Written task:
Return every record below exactly as written, omitting any pictures.

Records contained in a dataset
^^^^
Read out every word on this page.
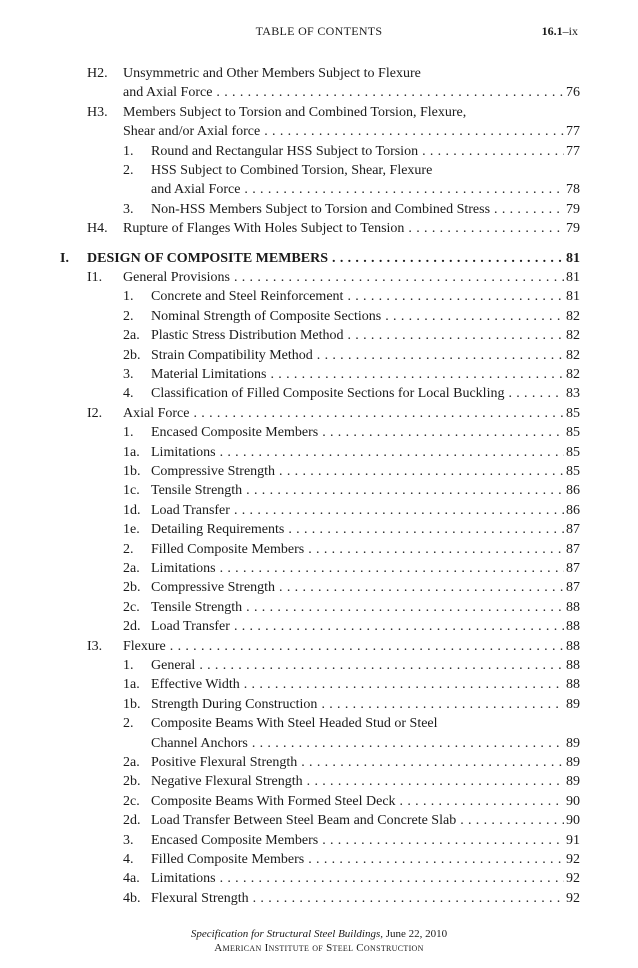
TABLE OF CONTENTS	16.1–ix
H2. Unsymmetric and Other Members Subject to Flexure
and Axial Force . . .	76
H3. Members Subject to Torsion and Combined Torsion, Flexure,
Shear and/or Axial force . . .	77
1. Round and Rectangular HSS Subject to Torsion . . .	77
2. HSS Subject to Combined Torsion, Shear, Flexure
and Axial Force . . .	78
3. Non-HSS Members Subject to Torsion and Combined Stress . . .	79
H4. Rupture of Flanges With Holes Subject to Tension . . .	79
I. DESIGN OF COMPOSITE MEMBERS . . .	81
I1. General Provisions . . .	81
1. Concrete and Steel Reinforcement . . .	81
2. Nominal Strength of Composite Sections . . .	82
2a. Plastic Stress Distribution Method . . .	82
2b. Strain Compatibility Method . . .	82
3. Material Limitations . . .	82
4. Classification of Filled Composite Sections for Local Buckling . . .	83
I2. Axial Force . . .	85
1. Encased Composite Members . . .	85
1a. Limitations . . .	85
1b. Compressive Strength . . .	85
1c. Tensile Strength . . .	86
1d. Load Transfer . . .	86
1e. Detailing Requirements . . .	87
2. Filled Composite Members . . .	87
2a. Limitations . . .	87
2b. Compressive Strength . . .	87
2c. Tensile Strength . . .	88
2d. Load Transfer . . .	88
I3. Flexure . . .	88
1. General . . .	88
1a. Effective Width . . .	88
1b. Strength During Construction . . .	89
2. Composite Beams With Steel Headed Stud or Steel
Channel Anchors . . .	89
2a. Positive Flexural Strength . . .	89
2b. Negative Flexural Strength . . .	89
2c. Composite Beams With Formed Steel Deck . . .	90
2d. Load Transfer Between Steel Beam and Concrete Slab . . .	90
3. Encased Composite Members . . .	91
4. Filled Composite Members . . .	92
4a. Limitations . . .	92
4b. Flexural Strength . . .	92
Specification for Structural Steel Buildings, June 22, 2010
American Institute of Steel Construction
^^^^
Solution:
Read out every word on this page.
TABLE OF CONTENTS	16.1–ix
H2. Unsymmetric and Other Members Subject to Flexure
and Axial Force . . .	76
H3. Members Subject to Torsion and Combined Torsion, Flexure,
Shear and/or Axial force . . .	77
1. Round and Rectangular HSS Subject to Torsion . . .	77
2. HSS Subject to Combined Torsion, Shear, Flexure
and Axial Force . . .	78
3. Non-HSS Members Subject to Torsion and Combined Stress . . .	79
H4. Rupture of Flanges With Holes Subject to Tension . . .	79
I. DESIGN OF COMPOSITE MEMBERS . . .	81
I1. General Provisions . . .	81
1. Concrete and Steel Reinforcement . . .	81
2. Nominal Strength of Composite Sections . . .	82
2a. Plastic Stress Distribution Method . . .	82
2b. Strain Compatibility Method . . .	82
3. Material Limitations . . .	82
4. Classification of Filled Composite Sections for Local Buckling . . .	83
I2. Axial Force . . .	85
1. Encased Composite Members . . .	85
1a. Limitations . . .	85
1b. Compressive Strength . . .	85
1c. Tensile Strength . . .	86
1d. Load Transfer . . .	86
1e. Detailing Requirements . . .	87
2. Filled Composite Members . . .	87
2a. Limitations . . .	87
2b. Compressive Strength . . .	87
2c. Tensile Strength . . .	88
2d. Load Transfer . . .	88
I3. Flexure . . .	88
1. General . . .	88
1a. Effective Width . . .	88
1b. Strength During Construction . . .	89
2. Composite Beams With Steel Headed Stud or Steel
Channel Anchors . . .	89
2a. Positive Flexural Strength . . .	89
2b. Negative Flexural Strength . . .	89
2c. Composite Beams With Formed Steel Deck . . .	90
2d. Load Transfer Between Steel Beam and Concrete Slab . . .	90
3. Encased Composite Members . . .	91
4. Filled Composite Members . . .	92
4a. Limitations . . .	92
4b. Flexural Strength . . .	92
Specification for Structural Steel Buildings, June 22, 2010
American Institute of Steel Construction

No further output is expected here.